On a NY style crisp and cold autumn day a colleague and I stumbled upon Bridgehampton Raceway.  It was Ferrari Day and we found ourselves track-side watching the prancing horses run.  The sound of a V12 carries rather well on cold days.  We knew when a fast runner was on his way well before he actually came into view.  The magic of the experience was capped by the setting.  The fall colored trees at the raceway were nearly impossible to look at, so sharp and bright were their colors.

As a married man with children I always looked forward to our children heading out on All Hallows Eve.  Everyone was usually excited to be dressed up in their favorite costumes.  The Hunt for Candy would begin and some hours later the Spoils of the Hunt were richly displayed on the livingroom floor.  When we lived in Hillsboro this meant the livingroom was heated by a nice fire gently burning in the fireplace.

Now that we live in Paris, my wife and I experience autumn in rather different ways.  The traditions of Fall would clearly not be the same and we set out to experience it.

Textures ~ Passy

Yesterday we headed out to BHV.  Our expedition was to find and capture a much needed "Defense de Fumer" sign.  We require one for the entry to our buildings underground parking garage.  The children (children! I tell you) from the school just next door congregate in the space just in front of the garage door.  There they smoke like only the French (children!!!) can smoke.  The problem for us is that their smoke comes up into the building air system and collects just outside our apartment door.  So a "Defense de Fumer" is required.  After four years of living here, the time seemed right to do something about the problem.

Jude did a little shopping and scored a very nice coat.  We then descended into the basement/cave where I asked where the signs were.  Once directed we scored our "Defense de Fumer" and made our way to la caisse.

An elderly lady seemed a little confused as to where the end of the queue was.  She'd walked up the side the cordon that led to the cash registers and she needed to be on the other side of the ribbon where Jude and I stood.

Textures ~ Passy

The French must be competition people with a spirit of "You Snooze, You Loose."  The elderly lady was completely taken aback by our offer to let her in front of us (which is where she would've been had she not taken a confused detour).  She didn't expect kindness as simple as letting her have a place in front of someone who was already standing in a queue.

Let it Never Be Said that the French don't like to talk with strangers.  Foreign strangers at that.  This was by no means our first encounter with talkative French and this one only added to our growing list of delightful conversations.  Our Little Kindness launched the elderly lady into a long conversation about this and that.  She showed us her intended purchase and rambled on about what she was going to do with them (little tacks from the looks of things).

Seeing la caisse was a bit understaffed, Jude mentioned it must be lunchtime.  At this the elderly lady launched into une petite histoire of her eating habits.  To begin, she did not eat lunch.  She ate only breakfast.  Breakfast for her consisted of a baguette with honey poured on it.  Skipping lunch meant that she needed a 16h00 goute.  16h00 is indeed Standardized French Goute Hour.  We've seen school children work their way into pain au chocolate right on schedule at 16h00.  Goute was required to keep one's strength ahead of le diner, which begins at 20h00 in these parts.

DATA RECORDS

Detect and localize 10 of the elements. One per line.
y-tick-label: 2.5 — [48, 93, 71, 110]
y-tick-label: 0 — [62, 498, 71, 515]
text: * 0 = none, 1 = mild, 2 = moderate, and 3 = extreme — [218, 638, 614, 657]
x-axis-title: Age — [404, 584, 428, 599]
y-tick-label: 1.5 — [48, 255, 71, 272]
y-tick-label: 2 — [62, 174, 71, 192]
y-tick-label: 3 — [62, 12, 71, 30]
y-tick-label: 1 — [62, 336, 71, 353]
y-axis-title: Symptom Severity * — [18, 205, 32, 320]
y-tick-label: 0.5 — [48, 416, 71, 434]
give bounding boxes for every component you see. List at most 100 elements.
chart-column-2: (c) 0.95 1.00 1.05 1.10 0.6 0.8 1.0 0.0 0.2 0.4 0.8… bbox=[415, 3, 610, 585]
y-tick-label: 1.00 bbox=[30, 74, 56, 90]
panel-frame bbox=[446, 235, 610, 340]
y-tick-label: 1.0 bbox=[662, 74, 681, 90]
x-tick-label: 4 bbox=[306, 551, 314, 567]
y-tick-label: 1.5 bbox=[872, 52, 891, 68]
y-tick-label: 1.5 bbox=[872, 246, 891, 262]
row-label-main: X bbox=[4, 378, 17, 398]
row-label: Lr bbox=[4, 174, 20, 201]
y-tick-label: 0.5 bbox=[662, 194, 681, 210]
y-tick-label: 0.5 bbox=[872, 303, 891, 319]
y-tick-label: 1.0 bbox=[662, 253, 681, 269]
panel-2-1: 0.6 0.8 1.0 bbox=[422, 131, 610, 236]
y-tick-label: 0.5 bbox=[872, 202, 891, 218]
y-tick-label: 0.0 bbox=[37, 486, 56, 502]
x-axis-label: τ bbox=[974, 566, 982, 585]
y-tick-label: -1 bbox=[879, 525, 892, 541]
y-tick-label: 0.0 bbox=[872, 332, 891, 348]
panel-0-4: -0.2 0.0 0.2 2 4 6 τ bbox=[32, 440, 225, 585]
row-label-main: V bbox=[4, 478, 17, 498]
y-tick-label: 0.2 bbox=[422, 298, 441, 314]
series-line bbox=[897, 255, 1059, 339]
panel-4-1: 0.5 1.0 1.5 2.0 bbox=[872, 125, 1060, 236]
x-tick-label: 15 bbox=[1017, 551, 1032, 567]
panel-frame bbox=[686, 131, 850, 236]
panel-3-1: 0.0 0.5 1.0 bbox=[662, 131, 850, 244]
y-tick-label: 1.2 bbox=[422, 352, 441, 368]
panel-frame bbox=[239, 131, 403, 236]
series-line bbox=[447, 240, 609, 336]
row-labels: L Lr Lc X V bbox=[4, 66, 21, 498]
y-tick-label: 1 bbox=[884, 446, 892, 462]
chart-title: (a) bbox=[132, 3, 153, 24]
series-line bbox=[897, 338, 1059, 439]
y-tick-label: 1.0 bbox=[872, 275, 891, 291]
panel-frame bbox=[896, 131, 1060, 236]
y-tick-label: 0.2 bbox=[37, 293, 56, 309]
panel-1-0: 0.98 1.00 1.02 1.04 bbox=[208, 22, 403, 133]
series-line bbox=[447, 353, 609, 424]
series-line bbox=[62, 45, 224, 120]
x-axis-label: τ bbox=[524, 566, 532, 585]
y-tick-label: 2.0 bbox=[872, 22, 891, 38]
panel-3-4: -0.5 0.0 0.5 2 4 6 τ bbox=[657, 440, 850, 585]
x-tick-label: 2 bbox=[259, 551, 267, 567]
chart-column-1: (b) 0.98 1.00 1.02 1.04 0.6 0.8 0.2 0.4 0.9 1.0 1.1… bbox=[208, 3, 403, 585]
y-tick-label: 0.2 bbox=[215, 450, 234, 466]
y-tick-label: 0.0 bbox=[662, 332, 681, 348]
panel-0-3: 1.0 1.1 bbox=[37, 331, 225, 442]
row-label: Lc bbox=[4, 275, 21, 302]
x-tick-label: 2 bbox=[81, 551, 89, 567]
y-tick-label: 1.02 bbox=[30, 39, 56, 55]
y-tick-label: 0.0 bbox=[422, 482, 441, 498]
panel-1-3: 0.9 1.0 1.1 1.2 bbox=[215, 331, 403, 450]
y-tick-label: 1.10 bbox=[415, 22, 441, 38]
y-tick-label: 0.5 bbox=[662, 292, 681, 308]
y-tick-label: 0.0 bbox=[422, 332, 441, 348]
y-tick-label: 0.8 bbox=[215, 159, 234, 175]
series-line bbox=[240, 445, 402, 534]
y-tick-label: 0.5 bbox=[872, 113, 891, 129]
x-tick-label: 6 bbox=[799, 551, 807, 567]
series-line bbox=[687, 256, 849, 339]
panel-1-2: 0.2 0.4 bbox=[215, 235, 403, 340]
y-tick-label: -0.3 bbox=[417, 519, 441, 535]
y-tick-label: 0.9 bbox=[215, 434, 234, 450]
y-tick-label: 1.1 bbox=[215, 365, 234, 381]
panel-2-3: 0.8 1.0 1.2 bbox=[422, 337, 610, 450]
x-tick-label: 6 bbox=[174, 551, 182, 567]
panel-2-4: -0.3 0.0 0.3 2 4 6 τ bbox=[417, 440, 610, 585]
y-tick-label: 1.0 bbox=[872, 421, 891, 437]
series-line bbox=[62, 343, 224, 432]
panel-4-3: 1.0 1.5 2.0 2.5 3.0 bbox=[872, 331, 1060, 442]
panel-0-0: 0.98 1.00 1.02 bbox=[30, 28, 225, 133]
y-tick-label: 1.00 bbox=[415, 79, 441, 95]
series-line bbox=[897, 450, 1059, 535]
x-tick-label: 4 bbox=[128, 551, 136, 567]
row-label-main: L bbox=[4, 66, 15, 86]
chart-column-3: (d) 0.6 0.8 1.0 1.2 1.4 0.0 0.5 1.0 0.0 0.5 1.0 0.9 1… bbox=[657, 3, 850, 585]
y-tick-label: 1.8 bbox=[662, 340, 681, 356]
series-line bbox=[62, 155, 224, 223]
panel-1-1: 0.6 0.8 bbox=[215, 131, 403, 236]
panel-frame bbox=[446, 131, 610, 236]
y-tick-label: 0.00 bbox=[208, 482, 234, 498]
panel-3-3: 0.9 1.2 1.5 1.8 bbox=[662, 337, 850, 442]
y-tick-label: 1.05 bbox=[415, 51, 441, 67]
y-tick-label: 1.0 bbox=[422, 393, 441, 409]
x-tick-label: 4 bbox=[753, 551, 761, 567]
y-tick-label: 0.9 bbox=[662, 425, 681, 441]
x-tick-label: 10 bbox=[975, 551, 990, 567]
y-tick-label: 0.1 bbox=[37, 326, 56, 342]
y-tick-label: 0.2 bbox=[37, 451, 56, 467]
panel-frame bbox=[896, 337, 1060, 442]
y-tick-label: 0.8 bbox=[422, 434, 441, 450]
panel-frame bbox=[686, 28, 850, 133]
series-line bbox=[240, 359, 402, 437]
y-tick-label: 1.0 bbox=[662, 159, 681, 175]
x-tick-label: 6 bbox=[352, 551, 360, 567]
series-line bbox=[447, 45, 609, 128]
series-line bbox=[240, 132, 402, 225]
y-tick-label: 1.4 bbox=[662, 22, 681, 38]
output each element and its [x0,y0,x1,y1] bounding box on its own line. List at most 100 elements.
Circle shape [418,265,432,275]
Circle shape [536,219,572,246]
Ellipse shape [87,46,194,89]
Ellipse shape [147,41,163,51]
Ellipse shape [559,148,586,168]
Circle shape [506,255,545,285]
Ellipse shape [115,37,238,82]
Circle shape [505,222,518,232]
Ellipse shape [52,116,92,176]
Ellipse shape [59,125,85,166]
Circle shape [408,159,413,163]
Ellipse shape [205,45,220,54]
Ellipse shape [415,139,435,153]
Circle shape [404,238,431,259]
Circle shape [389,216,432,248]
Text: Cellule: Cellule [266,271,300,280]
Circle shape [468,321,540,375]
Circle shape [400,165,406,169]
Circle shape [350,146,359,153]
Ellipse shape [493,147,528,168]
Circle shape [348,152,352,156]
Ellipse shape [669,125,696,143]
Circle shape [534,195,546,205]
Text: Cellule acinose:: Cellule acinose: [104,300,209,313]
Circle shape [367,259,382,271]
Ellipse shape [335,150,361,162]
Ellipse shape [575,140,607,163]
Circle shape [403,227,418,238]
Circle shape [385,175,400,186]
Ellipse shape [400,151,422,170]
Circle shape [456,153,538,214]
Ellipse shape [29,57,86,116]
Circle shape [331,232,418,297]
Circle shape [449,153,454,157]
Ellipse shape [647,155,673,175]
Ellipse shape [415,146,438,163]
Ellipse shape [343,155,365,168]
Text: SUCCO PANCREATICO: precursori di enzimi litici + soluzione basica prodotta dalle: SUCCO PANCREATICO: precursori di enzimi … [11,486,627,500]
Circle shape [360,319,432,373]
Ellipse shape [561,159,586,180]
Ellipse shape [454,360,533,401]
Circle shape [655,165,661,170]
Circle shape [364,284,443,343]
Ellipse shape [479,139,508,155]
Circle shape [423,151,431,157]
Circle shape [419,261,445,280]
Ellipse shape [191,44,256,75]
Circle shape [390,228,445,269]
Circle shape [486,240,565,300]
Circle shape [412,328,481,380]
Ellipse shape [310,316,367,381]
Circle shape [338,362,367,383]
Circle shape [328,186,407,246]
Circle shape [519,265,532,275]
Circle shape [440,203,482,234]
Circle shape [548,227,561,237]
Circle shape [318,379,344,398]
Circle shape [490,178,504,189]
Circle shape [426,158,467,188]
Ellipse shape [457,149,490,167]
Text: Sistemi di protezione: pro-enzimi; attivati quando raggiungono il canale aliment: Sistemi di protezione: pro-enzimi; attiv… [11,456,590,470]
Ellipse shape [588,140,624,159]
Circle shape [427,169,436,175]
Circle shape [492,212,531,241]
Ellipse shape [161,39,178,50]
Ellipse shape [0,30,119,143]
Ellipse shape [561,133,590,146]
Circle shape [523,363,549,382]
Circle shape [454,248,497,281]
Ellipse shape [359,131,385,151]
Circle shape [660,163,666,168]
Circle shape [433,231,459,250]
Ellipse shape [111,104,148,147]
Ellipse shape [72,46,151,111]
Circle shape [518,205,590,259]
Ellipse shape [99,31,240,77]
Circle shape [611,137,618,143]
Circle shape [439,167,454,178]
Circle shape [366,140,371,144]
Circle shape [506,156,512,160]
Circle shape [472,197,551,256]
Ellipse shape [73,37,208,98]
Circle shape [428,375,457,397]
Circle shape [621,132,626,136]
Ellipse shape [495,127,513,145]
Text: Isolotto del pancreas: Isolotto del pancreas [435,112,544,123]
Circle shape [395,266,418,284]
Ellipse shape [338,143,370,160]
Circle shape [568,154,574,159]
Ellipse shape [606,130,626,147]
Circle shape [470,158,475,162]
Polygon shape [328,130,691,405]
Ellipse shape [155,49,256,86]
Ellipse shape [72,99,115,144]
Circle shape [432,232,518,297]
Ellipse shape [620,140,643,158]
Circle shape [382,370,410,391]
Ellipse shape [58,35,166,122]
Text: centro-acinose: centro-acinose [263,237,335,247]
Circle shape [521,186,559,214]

TASKS FOR THIS EXERCISE
1. Answer these questions from the autumn text:
(a) At which raceway did the writer and a colleague watch Ferrari Day?
(b) What sign did the writer go to BHV to find?
(c) What did the elderly lady eat for breakfast?
2. Extend the autumn text about life in Paris, starting right after its final sentence.

ANSWER LIST
1.
(a) Bridgehampton Raceway
(b) A "Defense de Fumer" sign
(c) A baguette with honey poured on it

2.
Textures ~ Passy

I must have had a questioning look on my face because she started to explain that this way of eating was her habit.  That's just the way things are.  And, she added, it's worked out very well indeed.  She asked if we could deviner her age.  86! she told us.  "Just look at me" as she pulled back her overcoat to reveal a very svelte and shapely (fully clothed, I must add) 86 year old body.  She looked great!  In her younger years she must've been the Talk of the Town.  "See?  It's because of how I eat.  Isn't it great?"  Before a "vous etes vraiment joli, madame" could cross my lips the queue to la caisse moved and we found ourselves in front of yet another kind lady, this one who was ready to take our money in exchange for a new "Defense de Fumer".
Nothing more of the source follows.